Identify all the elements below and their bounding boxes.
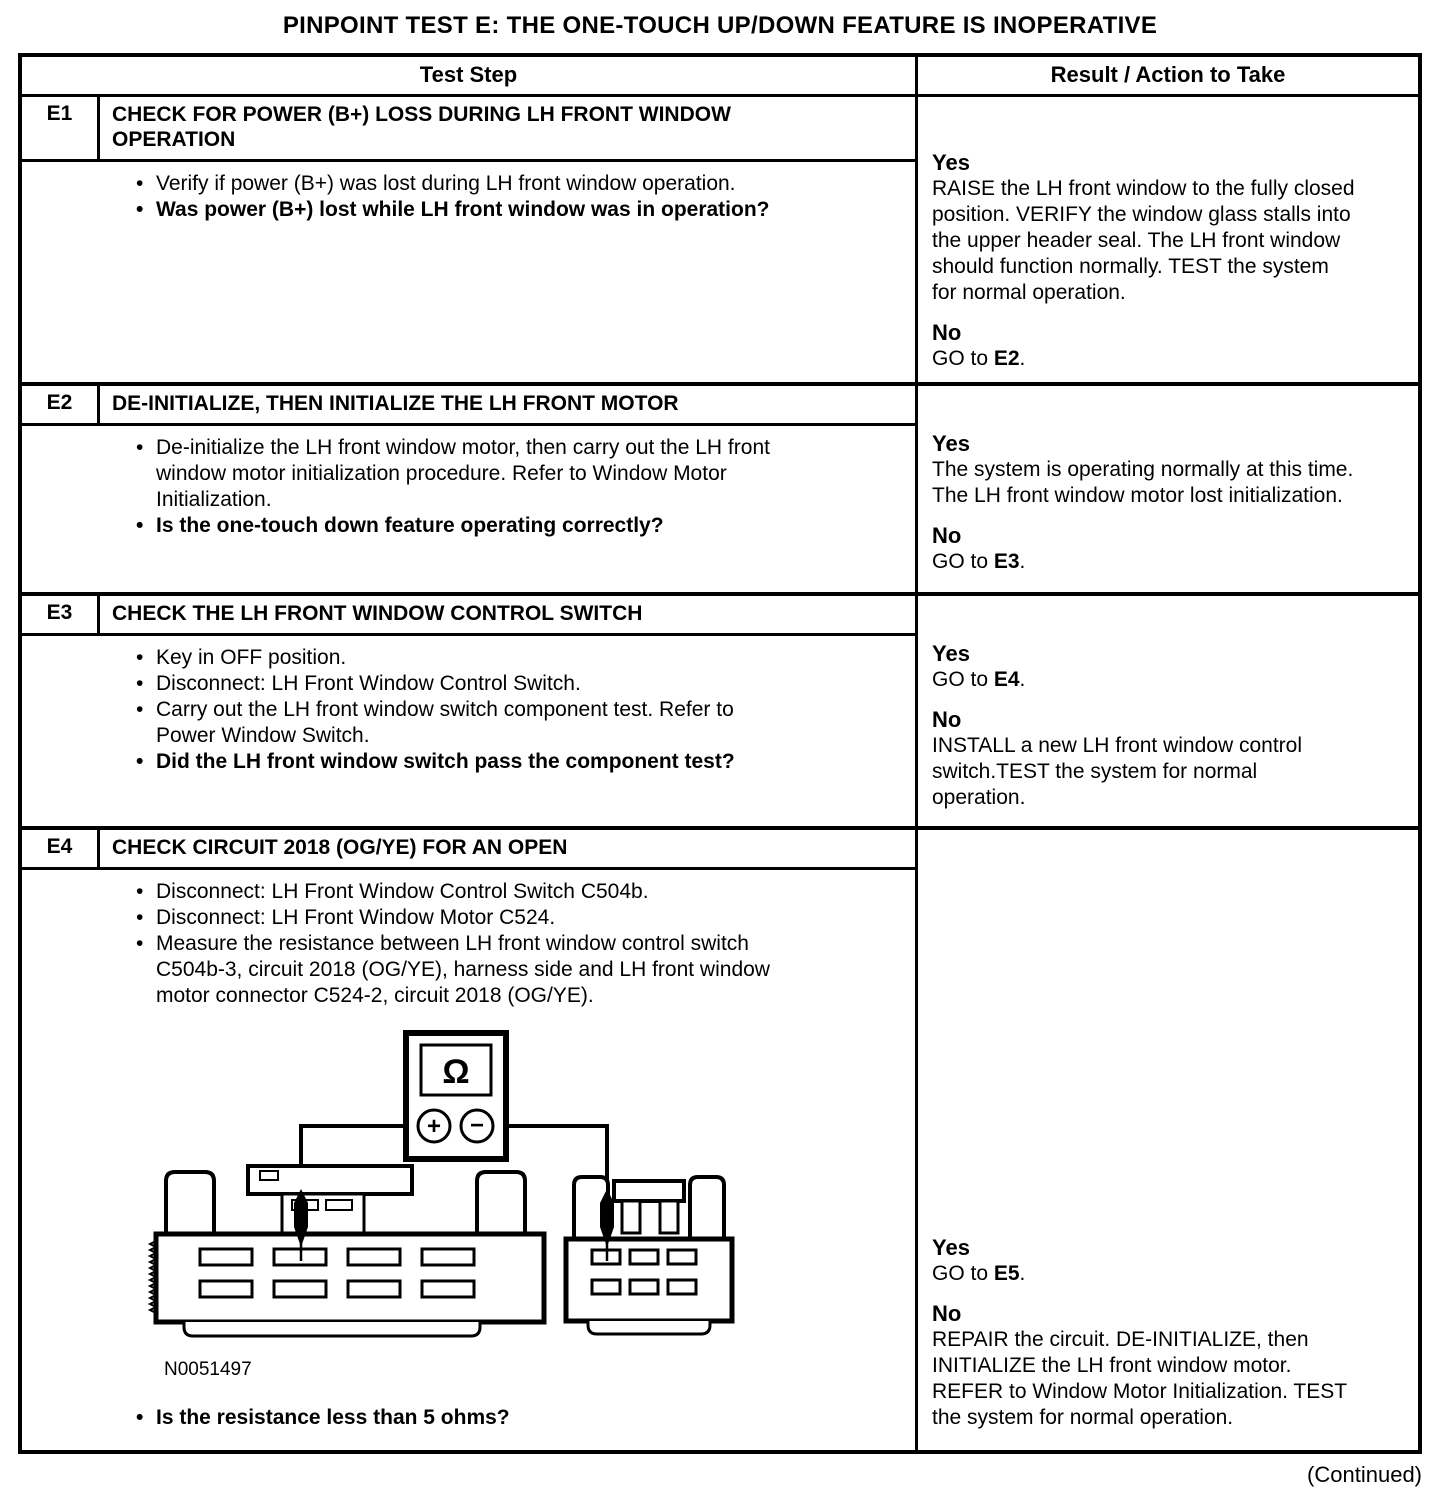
step-id: E2 <box>22 386 100 423</box>
step-id: E3 <box>22 596 100 633</box>
step-title: CHECK FOR POWER (B+) LOSS DURING LH FRONT WINDOW OPERATION <box>112 103 731 151</box>
result-label-yes: Yes <box>932 641 970 666</box>
connector-body <box>156 1234 544 1322</box>
step-id: E1 <box>22 97 100 159</box>
step-head <box>22 596 915 636</box>
step-title: CHECK CIRCUIT 2018 (OG/YE) FOR AN OPEN <box>112 836 568 859</box>
bullet-list <box>22 1405 915 1431</box>
step-row-e2 <box>22 382 1418 592</box>
connector-tab <box>690 1177 724 1240</box>
result-cell <box>915 596 1418 826</box>
bullet-list <box>22 171 915 223</box>
bullet-item: • Carry out the LH front window switch component test. Refer to Power Window Switch. <box>135 697 776 749</box>
step-head <box>22 830 915 870</box>
step-head <box>22 386 915 426</box>
figure-reference-number: N0051497 <box>164 1359 252 1380</box>
step-title: CHECK THE LH FRONT WINDOW CONTROL SWITCH <box>112 602 643 625</box>
bullet-item: • Disconnect: LH Front Window Control Switch C504b. <box>135 879 776 905</box>
step-head <box>22 97 915 162</box>
result-cell <box>915 386 1418 592</box>
test-step-cell <box>22 386 915 592</box>
column-header-result: Result / Action to Take <box>915 57 1418 94</box>
page-title: PINPOINT TEST E: THE ONE-TOUCH UP/DOWN FEATURE IS INOPERATIVE <box>282 12 1158 39</box>
test-step-cell <box>22 97 915 382</box>
bullet-list <box>22 645 915 775</box>
bullet-item-question: • Was power (B+) lost while LH front window was in operation? <box>135 197 776 223</box>
bullet-item-question: • Is the resistance less than 5 ohms? <box>135 1405 776 1431</box>
plus-sign: + <box>426 1113 442 1140</box>
ohm-symbol: Ω <box>442 1053 470 1091</box>
connector-foot <box>588 1321 710 1334</box>
connector-latch <box>614 1181 684 1201</box>
result-label-yes: Yes <box>932 150 970 175</box>
bullet-item: • Measure the resistance between LH front window control switch C504b-3, circuit 2018 (OG/YE), harness side and LH front window motor connector C524-2, circuit 2018 (OG/YE). <box>135 931 776 1009</box>
bullet-item-question: • Did the LH front window switch pass the component test? <box>135 749 776 775</box>
connector-switch-c504b <box>150 1166 544 1336</box>
result-action: REPAIR the circuit. DE-INITIALIZE, then INITIALIZE the LH front window motor. REFER to Window Motor Initialization. TEST the system for normal operation. <box>932 1328 1347 1429</box>
test-step-cell <box>22 830 915 1450</box>
result-action: INSTALL a new LH front window control switch.TEST the system for normal operation. <box>932 734 1303 809</box>
result-label-no: No <box>932 1301 962 1326</box>
bullet-list <box>22 879 915 1009</box>
bullet-item: • Verify if power (B+) was lost during LH front window operation. <box>135 171 776 197</box>
step-row-e4 <box>22 826 1418 1450</box>
result-action: GO to E2. <box>932 347 1026 370</box>
bullet-item: • Key in OFF position. <box>135 645 776 671</box>
connector-tab <box>477 1172 525 1235</box>
connector-motor-c524 <box>566 1177 732 1334</box>
result-action: GO to E5. <box>932 1262 1026 1285</box>
pinpoint-test-table <box>18 53 1422 1454</box>
bullet-item: • De-initialize the LH front window motor, then carry out the LH front window motor initialization procedure. Refer to Window Motor Initialization. <box>135 435 776 513</box>
step-id: E4 <box>22 830 100 867</box>
result-label-no: No <box>932 523 962 548</box>
bullet-item: • Disconnect: LH Front Window Motor C524. <box>135 905 776 931</box>
bullet-item-question: • Is the one-touch down feature operating correctly? <box>135 513 776 539</box>
result-action: GO to E3. <box>932 550 1026 573</box>
result-action: RAISE the LH front window to the fully closed position. VERIFY the window glass stalls into the upper header seal. The LH front window should function normally. TEST the system for normal operation. <box>932 177 1355 304</box>
bullet-item: • Disconnect: LH Front Window Control Switch. <box>135 671 776 697</box>
resistance-test-figure <box>122 1029 915 1381</box>
result-label-no: No <box>932 320 962 345</box>
test-step-cell <box>22 596 915 826</box>
result-cell <box>915 830 1418 1450</box>
table-header-row <box>22 57 1418 97</box>
result-label-yes: Yes <box>932 431 970 456</box>
latch-post <box>660 1201 678 1233</box>
continued-note: (Continued) <box>1307 1462 1422 1487</box>
minus-sign: − <box>469 1112 485 1139</box>
serrated-edge <box>150 1241 156 1313</box>
step-title: DE-INITIALIZE, THEN INITIALIZE THE LH FRONT MOTOR <box>112 392 679 415</box>
connector-foot <box>184 1322 480 1336</box>
connector-tab <box>166 1172 214 1235</box>
result-cell <box>915 97 1418 382</box>
result-action: The system is operating normally at this time. The LH front window motor lost initialization. <box>932 458 1354 507</box>
step-row-e1 <box>22 97 1418 382</box>
bullet-list <box>22 435 915 539</box>
result-label-yes: Yes <box>932 1235 970 1260</box>
column-header-test-step: Test Step <box>419 62 518 87</box>
step-row-e3 <box>22 592 1418 826</box>
result-label-no: No <box>932 707 962 732</box>
latch-post <box>622 1201 640 1233</box>
ohmmeter <box>406 1033 506 1159</box>
result-action: GO to E4. <box>932 668 1026 691</box>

....

- **Directive**: Give every line of the records above as a Markdown table with the columns Row and Line, numbering the rows and skipping blank lines. Leave the pictures out of the table.

- **Response for this exercise**:
| Row | Line |
|---|---|
| 1 | Identify all the elements below and their bounding boxes. |
| 2 | step-id: E2 <box>22 386 100 423</box> |
| 3 | step-id: E3 <box>22 596 100 633</box> |
| 4 | step-title: CHECK FOR POWER (B+) LOSS DURING LH FRONT WINDOW OPERATION <box>112 103 731 151</box> |
| 5 | result-label-yes: Yes <box>932 641 970 666</box> |
| 6 | connector-body <box>156 1234 544 1322</box> |
| 7 | step-id: E1 <box>22 97 100 159</box> |
| 8 | step-head <box>22 596 915 636</box> |
| 9 | step-title: CHECK CIRCUIT 2018 (OG/YE) FOR AN OPEN <box>112 836 568 859</box> |
| 10 | bullet-list <box>22 1405 915 1431</box> |
| 11 | step-row-e2 <box>22 382 1418 592</box> |
| 12 | connector-tab <box>690 1177 724 1240</box> |
| 13 | result-cell <box>915 596 1418 826</box> |
| 14 | bullet-list <box>22 171 915 223</box> |
| 15 | bullet-item: • Carry out the LH front window switch component test. Refer to Power Window Switch. <box>135 697 776 749</box> |
| 16 | step-head <box>22 830 915 870</box> |
| 17 | step-head <box>22 386 915 426</box> |
| 18 | figure-reference-number: N0051497 <box>164 1359 252 1380</box> |
| 19 | step-title: CHECK THE LH FRONT WINDOW CONTROL SWITCH <box>112 602 643 625</box> |
| 20 | bullet-item: • Disconnect: LH Front Window Control Switch C504b. <box>135 879 776 905</box> |
| 21 | step-head <box>22 97 915 162</box> |
| 22 | result-cell <box>915 386 1418 592</box> |
| 23 | test-step-cell <box>22 386 915 592</box> |
| 24 | column-header-result: Result / Action to Take <box>915 57 1418 94</box> |
| 25 | page-title: PINPOINT TEST E: THE ONE-TOUCH UP/DOWN FEATURE IS INOPERATIVE <box>282 12 1158 39</box> |
| 26 | test-step-cell <box>22 97 915 382</box> |
| 27 | bullet-list <box>22 645 915 775</box> |
| 28 | bullet-item-question: • Was power (B+) lost while LH front window was in operation? <box>135 197 776 223</box> |
| 29 | bullet-item-question: • Is the resistance less than 5 ohms? <box>135 1405 776 1431</box> |
| 30 | plus-sign: + <box>426 1113 442 1140</box> |
| 31 | ohm-symbol: Ω <box>442 1053 470 1091</box> |
| 32 | connector-foot <box>588 1321 710 1334</box> |
| 33 | connector-latch <box>614 1181 684 1201</box> |
| 34 | result-label-yes: Yes <box>932 150 970 175</box> |
| 35 | bullet-item: • Measure the resistance between LH front window control switch C504b-3, circuit 2018 (OG/YE), harness side and LH front window motor connector C524-2, circuit 2018 (OG/YE). <box>135 931 776 1009</box> |
| 36 | bullet-item-question: • Did the LH front window switch pass the component test? <box>135 749 776 775</box> |
| 37 | connector-switch-c504b <box>150 1166 544 1336</box> |
| 38 | result-action: REPAIR the circuit. DE-INITIALIZE, then INITIALIZE the LH front window motor. REFER to Window Motor Initialization. TEST the system for normal operation. <box>932 1328 1347 1429</box> |
| 39 | test-step-cell <box>22 830 915 1450</box> |
| 40 | result-action: INSTALL a new LH front window control switch.TEST the system for normal operation. <box>932 734 1303 809</box> |
| 41 | result-label-no: No <box>932 1301 962 1326</box> |
| 42 | bullet-list <box>22 879 915 1009</box> |
| 43 | bullet-item: • Verify if power (B+) was lost during LH front window operation. <box>135 171 776 197</box> |
| 44 | step-row-e4 <box>22 826 1418 1450</box> |
| 45 | result-action: GO to E2. <box>932 347 1026 370</box> |
| 46 | bullet-item: • Key in OFF position. <box>135 645 776 671</box> |
| 47 | connector-tab <box>477 1172 525 1235</box> |
| 48 | connector-motor-c524 <box>566 1177 732 1334</box> |
| 49 | result-action: GO to E5. <box>932 1262 1026 1285</box> |
| 50 | pinpoint-test-table <box>18 53 1422 1454</box> |
| 51 | bullet-item: • De-initialize the LH front window motor, then carry out the LH front window motor initialization procedure. Refer to Window Motor Initialization. <box>135 435 776 513</box> |
| 52 | step-id: E4 <box>22 830 100 867</box> |
| 53 | result-label-no: No <box>932 523 962 548</box> |
| 54 | bullet-item: • Disconnect: LH Front Window Motor C524. <box>135 905 776 931</box> |
| 55 | bullet-item-question: • Is the one-touch down feature operating correctly? <box>135 513 776 539</box> |
| 56 | result-action: GO to E3. <box>932 550 1026 573</box> |
| 57 | result-action: RAISE the LH front window to the fully closed position. VERIFY the window glass stalls into the upper header seal. The LH front window should function normally. TEST the system for normal operation. <box>932 177 1355 304</box> |
| 58 | bullet-item: • Disconnect: LH Front Window Control Switch. <box>135 671 776 697</box> |
| 59 | resistance-test-figure <box>122 1029 915 1381</box> |
| 60 | result-label-no: No <box>932 320 962 345</box> |
| 61 | test-step-cell <box>22 596 915 826</box> |
| 62 | result-cell <box>915 830 1418 1450</box> |
| 63 | table-header-row <box>22 57 1418 97</box> |
| 64 | result-label-yes: Yes <box>932 431 970 456</box> |
| 65 | latch-post <box>660 1201 678 1233</box> |
| 66 | continued-note: (Continued) <box>1307 1462 1422 1487</box> |
| 67 | minus-sign: − <box>469 1112 485 1139</box> |
| 68 | serrated-edge <box>150 1241 156 1313</box> |
| 69 | step-title: DE-INITIALIZE, THEN INITIALIZE THE LH FRONT MOTOR <box>112 392 679 415</box> |
| 70 | connector-foot <box>184 1322 480 1336</box> |
| 71 | connector-tab <box>166 1172 214 1235</box> |
| 72 | result-cell <box>915 97 1418 382</box> |
| 73 | result-action: The system is operating normally at this time. The LH front window motor lost initialization. <box>932 458 1354 507</box> |
| 74 | step-row-e1 <box>22 97 1418 382</box> |
| 75 | bullet-list <box>22 435 915 539</box> |
| 76 | result-label-yes: Yes <box>932 1235 970 1260</box> |
| 77 | column-header-test-step: Test Step <box>419 62 518 87</box> |
| 78 | step-row-e3 <box>22 592 1418 826</box> |
| 79 | result-label-no: No <box>932 707 962 732</box> |
| 80 | latch-post <box>622 1201 640 1233</box> |
| 81 | ohmmeter <box>406 1033 506 1159</box> |
| 82 | result-action: GO to E4. <box>932 668 1026 691</box> |